● Exercise directions
Scan the lines below for "proti"; report the number of lines that contain it, and only that.

** START OF Available data **

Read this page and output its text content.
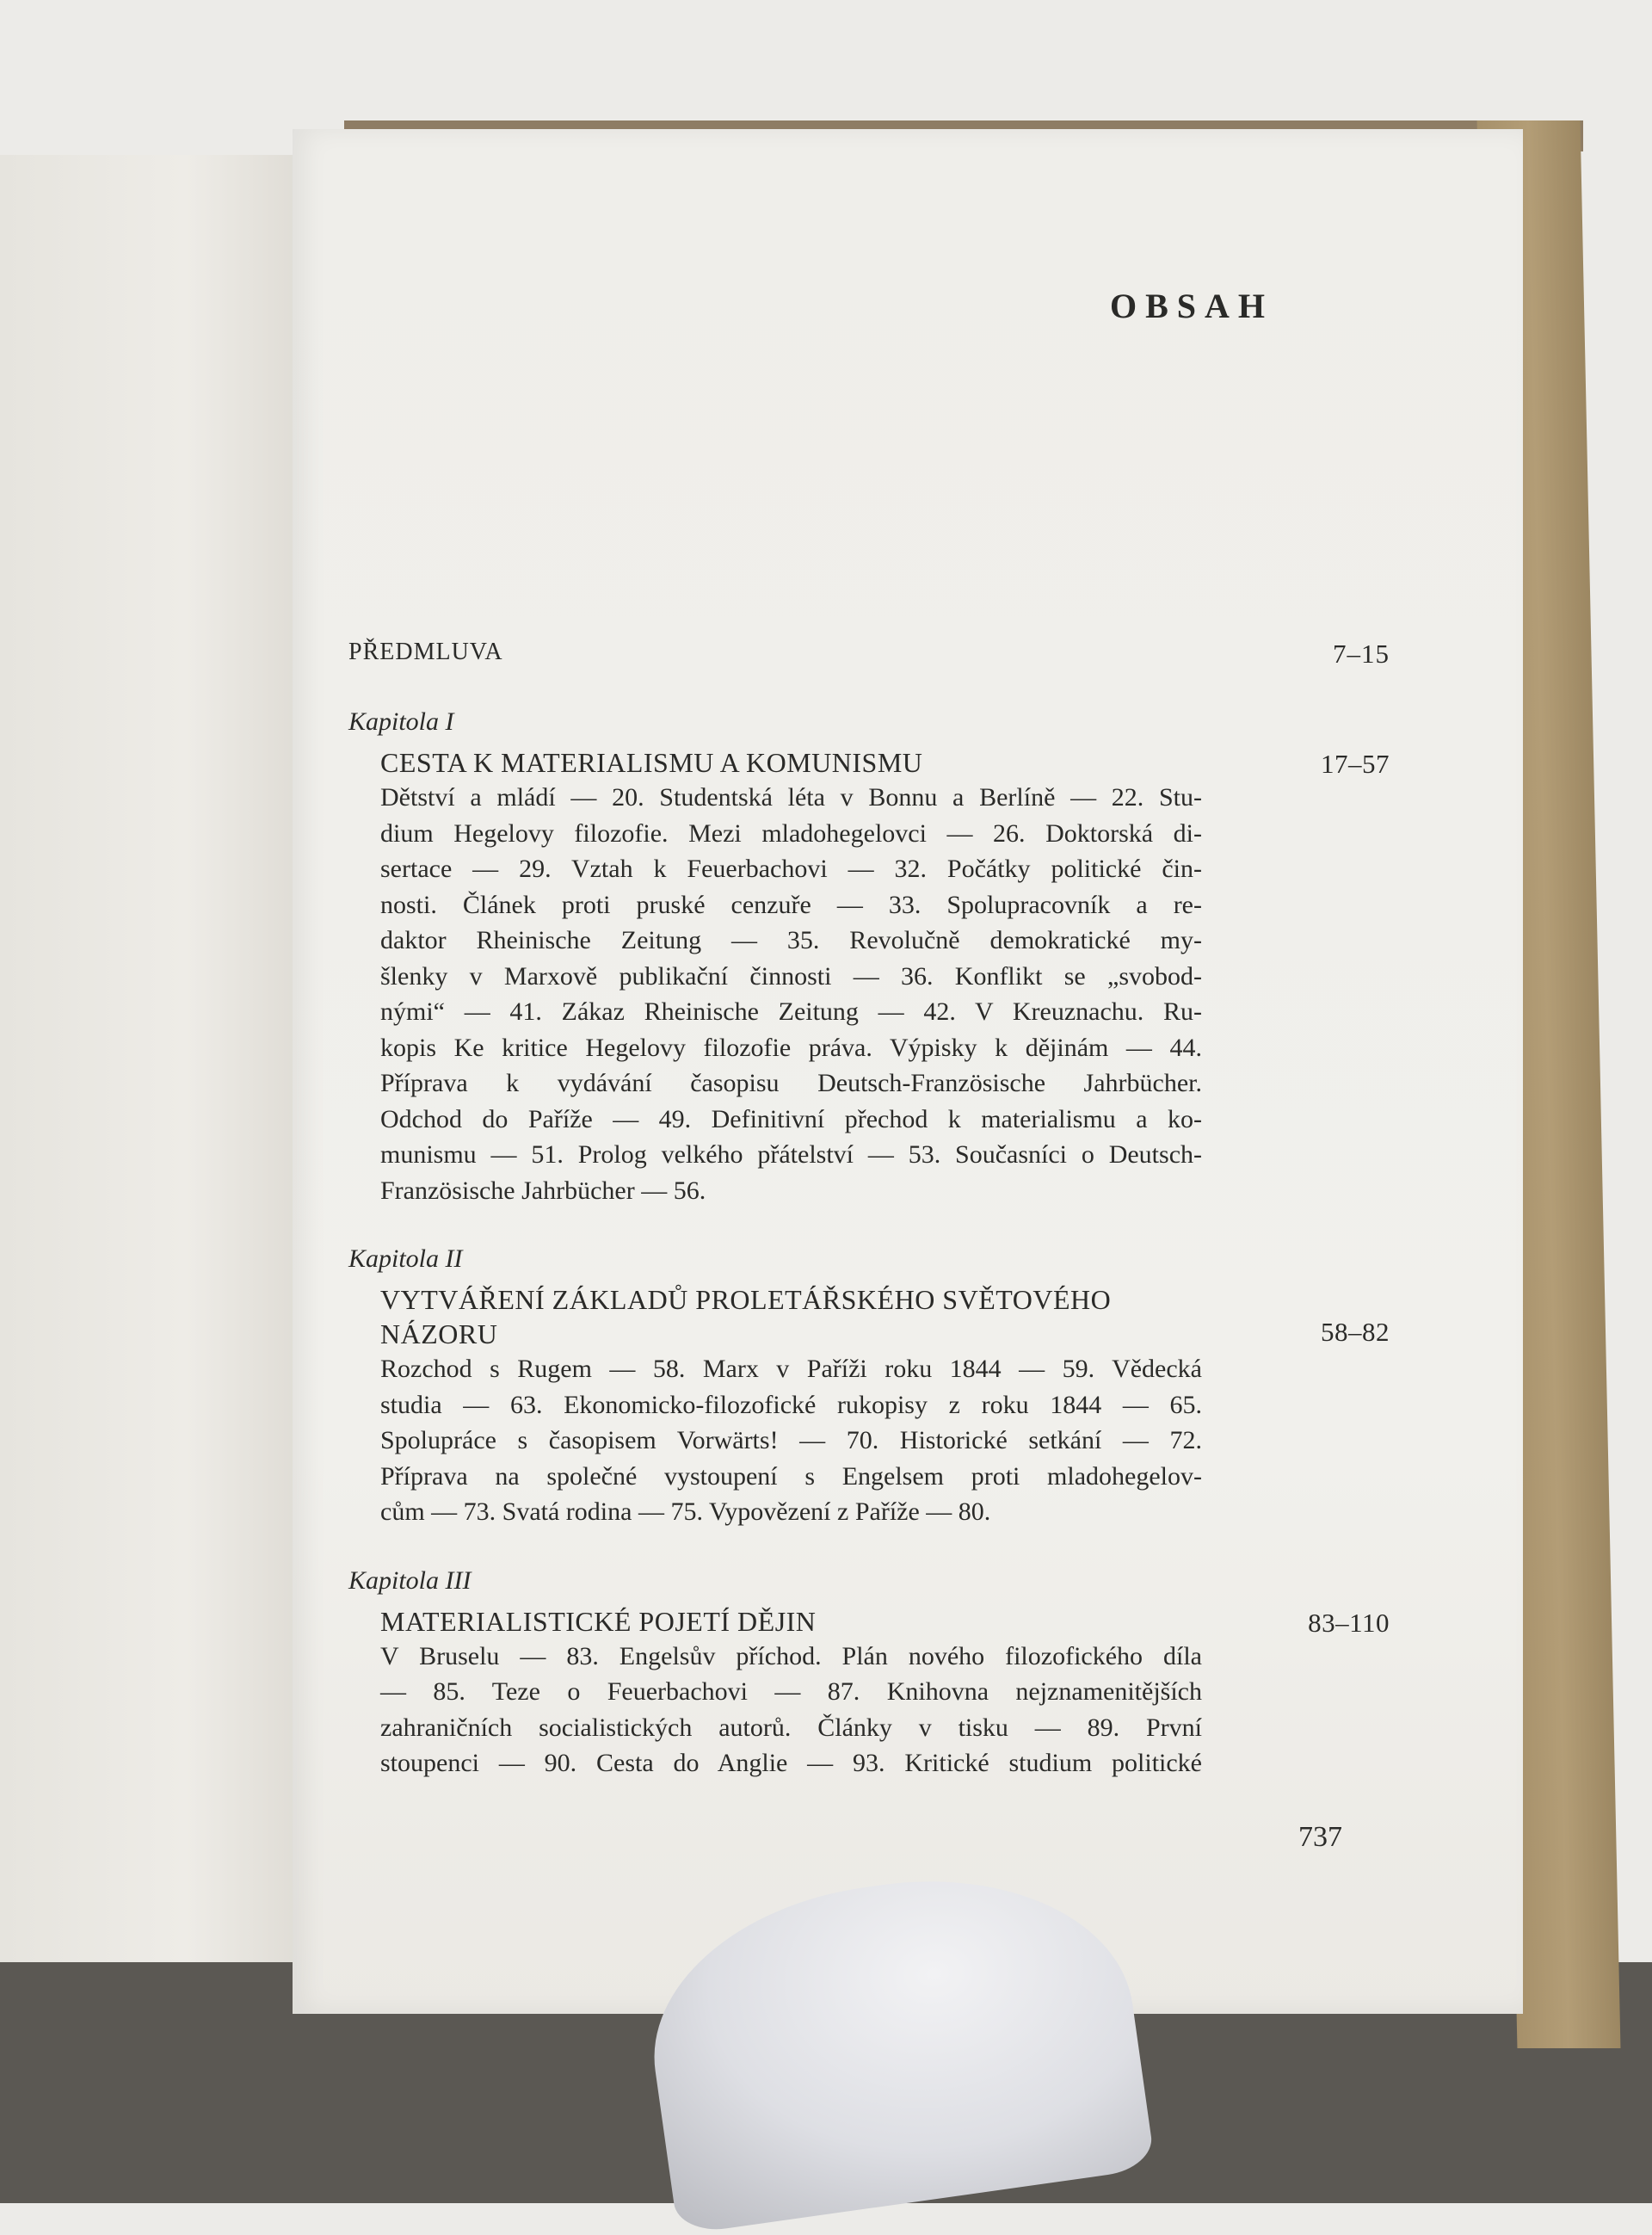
OBSAH
PŘEDMLUVA	7–15
Kapitola I
CESTA K MATERIALISMU A KOMUNISMU	17–57
Dětství a mládí — 20. Studentská léta v Bonnu a Berlíně — 22. Stu-
dium Hegelovy filozofie. Mezi mladohegelovci — 26. Doktorská di-
sertace — 29. Vztah k Feuerbachovi — 32. Počátky politické čin-
nosti. Článek proti pruské cenzuře — 33. Spolupracovník a re-
daktor Rheinische Zeitung — 35. Revolučně demokratické my-
šlenky v Marxově publikační činnosti — 36. Konflikt se „svobod-
nými“ — 41. Zákaz Rheinische Zeitung — 42. V Kreuznachu. Ru-
kopis Ke kritice Hegelovy filozofie práva. Výpisky k dějinám — 44.
Příprava k vydávání časopisu Deutsch-Französische Jahrbücher.
Odchod do Paříže — 49. Definitivní přechod k materialismu a ko-
munismu — 51. Prolog velkého přátelství — 53. Současníci o Deutsch-
Französische Jahrbücher — 56.
Kapitola II
VYTVÁŘENÍ ZÁKLADŮ PROLETÁŘSKÉHO SVĚTOVÉHO
NÁZORU	58–82
Rozchod s Rugem — 58. Marx v Paříži roku 1844 — 59. Vědecká
studia — 63. Ekonomicko-filozofické rukopisy z roku 1844 — 65.
Spolupráce s časopisem Vorwärts! — 70. Historické setkání — 72.
Příprava na společné vystoupení s Engelsem proti mladohegelov-
cům — 73. Svatá rodina — 75. Vypovězení z Paříže — 80.
Kapitola III
MATERIALISTICKÉ POJETÍ DĚJIN	83–110
V Bruselu — 83. Engelsův příchod. Plán nového filozofického díla
— 85. Teze o Feuerbachovi — 87. Knihovna nejznamenitějších
zahraničních socialistických autorů. Články v tisku — 89. První
stoupenci — 90. Cesta do Anglie — 93. Kritické studium politické
737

** END OF Available data **

● Final result
2